Problem to work on »
Restate every entry word for word.

Stored rows »
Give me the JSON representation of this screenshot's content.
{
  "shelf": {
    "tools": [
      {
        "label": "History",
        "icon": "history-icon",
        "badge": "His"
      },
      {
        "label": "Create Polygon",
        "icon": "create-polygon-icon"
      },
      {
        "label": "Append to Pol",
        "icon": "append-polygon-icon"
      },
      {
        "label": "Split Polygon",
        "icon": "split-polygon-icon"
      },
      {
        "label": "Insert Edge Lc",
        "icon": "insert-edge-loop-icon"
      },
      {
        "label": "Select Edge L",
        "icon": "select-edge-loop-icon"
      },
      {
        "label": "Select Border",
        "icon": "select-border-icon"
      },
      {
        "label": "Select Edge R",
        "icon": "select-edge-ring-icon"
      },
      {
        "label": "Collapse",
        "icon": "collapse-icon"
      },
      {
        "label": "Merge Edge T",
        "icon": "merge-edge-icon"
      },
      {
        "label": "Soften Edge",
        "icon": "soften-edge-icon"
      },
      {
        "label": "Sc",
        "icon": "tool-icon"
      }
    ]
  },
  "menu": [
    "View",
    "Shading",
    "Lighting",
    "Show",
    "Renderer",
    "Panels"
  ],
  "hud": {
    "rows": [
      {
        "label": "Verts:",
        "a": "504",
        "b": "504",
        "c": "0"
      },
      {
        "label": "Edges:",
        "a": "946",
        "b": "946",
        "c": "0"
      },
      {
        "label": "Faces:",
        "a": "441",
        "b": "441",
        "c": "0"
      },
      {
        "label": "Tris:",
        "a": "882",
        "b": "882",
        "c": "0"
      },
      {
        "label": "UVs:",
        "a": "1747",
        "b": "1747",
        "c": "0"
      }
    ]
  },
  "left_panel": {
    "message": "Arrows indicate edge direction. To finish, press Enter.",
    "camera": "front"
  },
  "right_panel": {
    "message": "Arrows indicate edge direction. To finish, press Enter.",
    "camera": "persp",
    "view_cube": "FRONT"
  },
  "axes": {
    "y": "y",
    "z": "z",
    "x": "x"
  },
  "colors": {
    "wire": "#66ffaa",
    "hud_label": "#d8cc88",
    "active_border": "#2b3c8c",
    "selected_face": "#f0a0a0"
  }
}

Task result »
Give me the JSON representation of this screenshot's content.
{
  "shelf": {
    "tools": [
      {
        "label": "History",
        "icon": "history-icon",
        "badge": "His"
      },
      {
        "label": "Create Polygon",
        "icon": "create-polygon-icon"
      },
      {
        "label": "Append to Pol",
        "icon": "append-polygon-icon"
      },
      {
        "label": "Split Polygon",
        "icon": "split-polygon-icon"
      },
      {
        "label": "Insert Edge Lc",
        "icon": "insert-edge-loop-icon"
      },
      {
        "label": "Select Edge L",
        "icon": "select-edge-loop-icon"
      },
      {
        "label": "Select Border",
        "icon": "select-border-icon"
      },
      {
        "label": "Select Edge R",
        "icon": "select-edge-ring-icon"
      },
      {
        "label": "Collapse",
        "icon": "collapse-icon"
      },
      {
        "label": "Merge Edge T",
        "icon": "merge-edge-icon"
      },
      {
        "label": "Soften Edge",
        "icon": "soften-edge-icon"
      },
      {
        "label": "Sc",
        "icon": "tool-icon"
      }
    ]
  },
  "menu": [
    "View",
    "Shading",
    "Lighting",
    "Show",
    "Renderer",
    "Panels"
  ],
  "hud": {
    "rows": [
      {
        "label": "Verts:",
        "a": "504",
        "b": "504",
        "c": "0"
      },
      {
        "label": "Edges:",
        "a": "946",
        "b": "946",
        "c": "0"
      },
      {
        "label": "Faces:",
        "a": "441",
        "b": "441",
        "c": "0"
      },
      {
        "label": "Tris:",
        "a": "882",
        "b": "882",
        "c": "0"
      },
      {
        "label": "UVs:",
        "a": "1747",
        "b": "1747",
        "c": "0"
      }
    ]
  },
  "left_panel": {
    "message": "Arrows indicate edge direction. To finish, press Enter.",
    "camera": "front"
  },
  "right_panel": {
    "message": "Arrows indicate edge direction. To finish, press Enter.",
    "camera": "persp",
    "view_cube": "FRONT"
  },
  "axes": {
    "y": "y",
    "z": "z",
    "x": "x"
  },
  "colors": {
    "wire": "#66ffaa",
    "hud_label": "#d8cc88",
    "active_border": "#2b3c8c",
    "selected_face": "#f0a0a0"
  }
}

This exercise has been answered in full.